### Job:
Across the entries below, how many lines contain the string "JSON"? Give only the count.

(Records from a dataset)
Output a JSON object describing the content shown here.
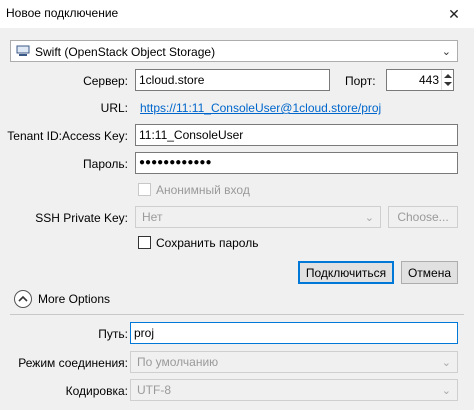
{
  "window": {
    "title": "Новое подключение",
    "close_glyph": "✕"
  },
  "protocol": {
    "value": "Swift (OpenStack Object Storage)",
    "icon": "server-icon"
  },
  "server": {
    "label": "Сервер:",
    "value": "1cloud.store"
  },
  "port": {
    "label": "Порт:",
    "value": "443"
  },
  "url": {
    "label": "URL:",
    "value": "https://11:11_ConsoleUser@1cloud.store/proj"
  },
  "tenant": {
    "label": "Tenant ID:Access Key:",
    "value": "11:11_ConsoleUser"
  },
  "password": {
    "label": "Пароль:",
    "value": "●●●●●●●●●●●●"
  },
  "anonymous": {
    "label": "Анонимный вход",
    "checked": false,
    "disabled": true
  },
  "ssh_key": {
    "label": "SSH Private Key:",
    "value": "Нет",
    "choose_label": "Choose..."
  },
  "save_password": {
    "label": "Сохранить пароль",
    "checked": false
  },
  "buttons": {
    "connect": "Подключиться",
    "cancel": "Отмена"
  },
  "more_options": {
    "label": "More Options",
    "expanded": true
  },
  "path": {
    "label": "Путь:",
    "value": "proj"
  },
  "connect_mode": {
    "label": "Режим соединения:",
    "value": "По умолчанию"
  },
  "encoding": {
    "label": "Кодировка:",
    "value": "UTF-8"
  },
  "colors": {
    "accent": "#0078d7",
    "link": "#0066cc"
  }
}
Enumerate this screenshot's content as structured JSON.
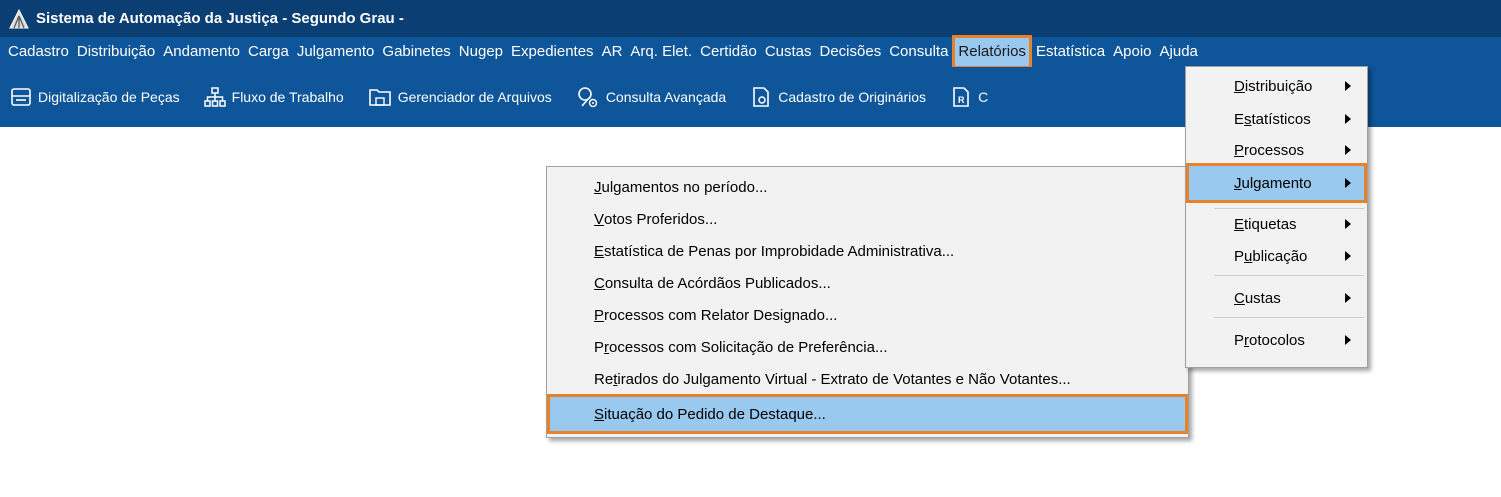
{
  "window": {
    "title": "Sistema de Automação da Justiça - Segundo Grau -"
  },
  "menubar": {
    "items": [
      {
        "label": "Cadastro"
      },
      {
        "label": "Distribuição"
      },
      {
        "label": "Andamento"
      },
      {
        "label": "Carga"
      },
      {
        "label": "Julgamento"
      },
      {
        "label": "Gabinetes"
      },
      {
        "label": "Nugep"
      },
      {
        "label": "Expedientes"
      },
      {
        "label": "AR"
      },
      {
        "label": "Arq. Elet."
      },
      {
        "label": "Certidão"
      },
      {
        "label": "Custas"
      },
      {
        "label": "Decisões"
      },
      {
        "label": "Consulta"
      },
      {
        "label": "Relatórios",
        "active": true
      },
      {
        "label": "Estatística"
      },
      {
        "label": "Apoio"
      },
      {
        "label": "Ajuda"
      }
    ]
  },
  "toolbar": {
    "digitalizacao": "Digitalização de Peças",
    "fluxo": "Fluxo de Trabalho",
    "gerenciador": "Gerenciador de Arquivos",
    "consulta_avancada": "Consulta Avançada",
    "cadastro_originarios": "Cadastro de Originários",
    "truncated": "C"
  },
  "relatorios_menu": {
    "items": [
      {
        "pre": "",
        "u": "D",
        "post": "istribuição"
      },
      {
        "pre": "E",
        "u": "s",
        "post": "tatísticos"
      },
      {
        "pre": "",
        "u": "P",
        "post": "rocessos"
      },
      {
        "pre": "",
        "u": "J",
        "post": "ulgamento",
        "highlight": true
      },
      {
        "pre": "",
        "u": "E",
        "post": "tiquetas"
      },
      {
        "pre": "P",
        "u": "u",
        "post": "blicação"
      },
      {
        "pre": "",
        "u": "C",
        "post": "ustas"
      },
      {
        "pre": "P",
        "u": "r",
        "post": "otocolos"
      }
    ]
  },
  "julgamento_submenu": {
    "items": [
      {
        "pre": "",
        "u": "J",
        "post": "ulgamentos no período..."
      },
      {
        "pre": "",
        "u": "V",
        "post": "otos Proferidos..."
      },
      {
        "pre": "",
        "u": "E",
        "post": "statística de Penas por Improbidade Administrativa..."
      },
      {
        "pre": "",
        "u": "C",
        "post": "onsulta de Acórdãos Publicados..."
      },
      {
        "pre": "",
        "u": "P",
        "post": "rocessos com Relator Designado..."
      },
      {
        "pre": "P",
        "u": "r",
        "post": "ocessos com Solicitação de Preferência..."
      },
      {
        "pre": "Re",
        "u": "t",
        "post": "irados do Julgamento Virtual - Extrato de Votantes e Não Votantes..."
      },
      {
        "pre": "",
        "u": "S",
        "post": "ituação do Pedido de Destaque...",
        "highlight": true
      }
    ]
  },
  "colors": {
    "titlebar": "#0b3f74",
    "menubar": "#0e5599",
    "highlight": "#99c9ef",
    "focus_outline": "#e8822a"
  }
}
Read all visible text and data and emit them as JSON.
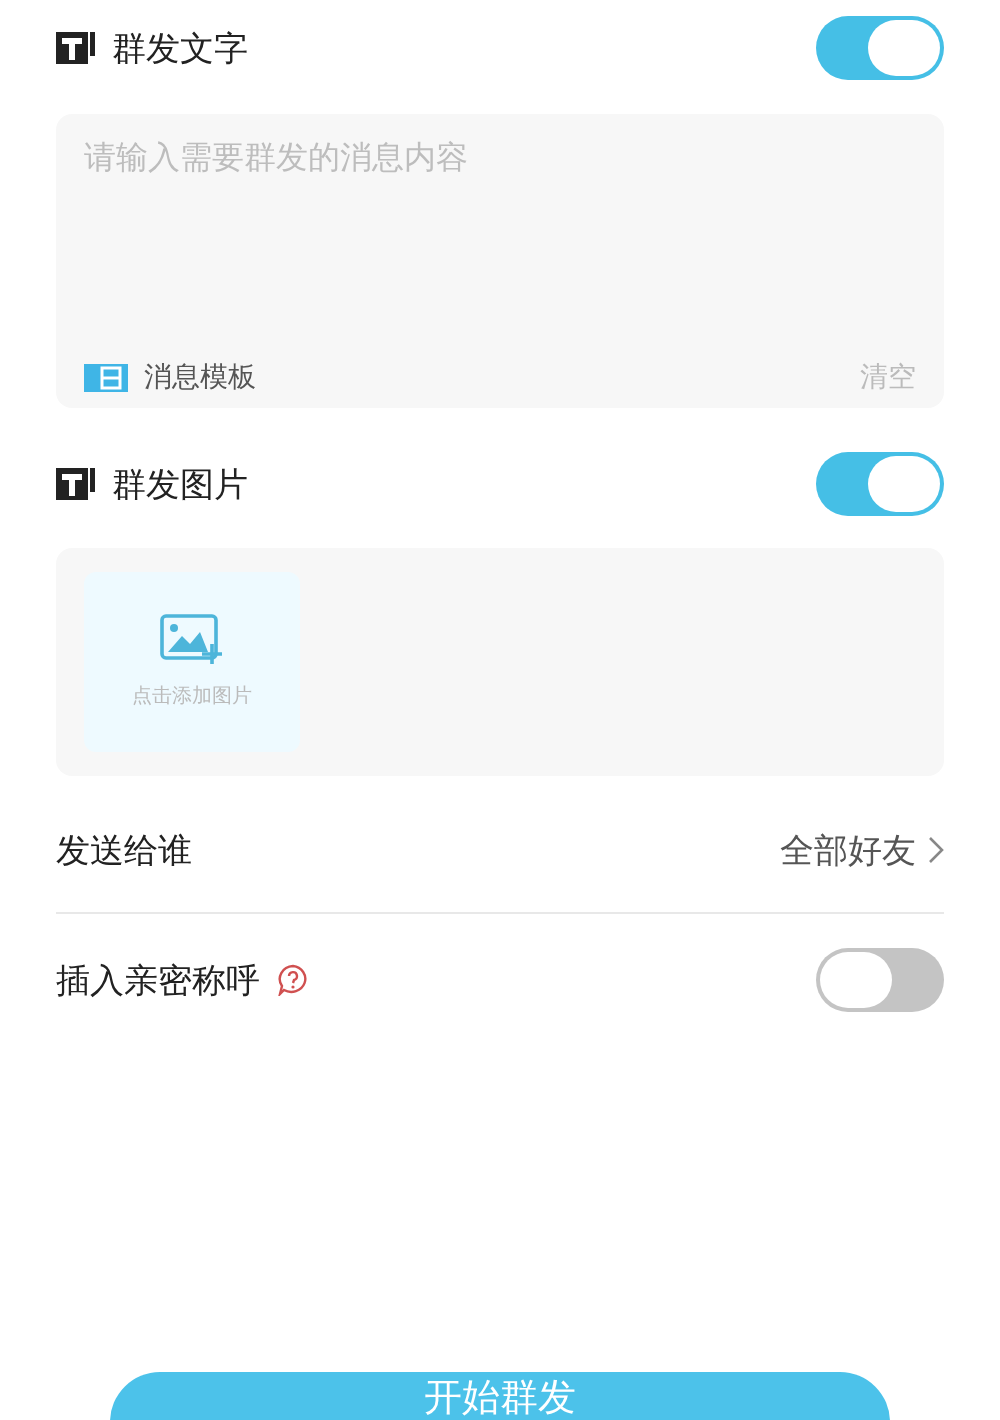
{
  "text_section": {
    "title": "群发文字",
    "on": true,
    "placeholder": "请输入需要群发的消息内容",
    "template_label": "消息模板",
    "clear_label": "清空"
  },
  "image_section": {
    "title": "群发图片",
    "on": true,
    "add_label": "点击添加图片"
  },
  "send_to": {
    "label": "发送给谁",
    "value": "全部好友"
  },
  "nickname": {
    "label": "插入亲密称呼",
    "on": false
  },
  "start_button": "开始群发"
}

### Response below:
3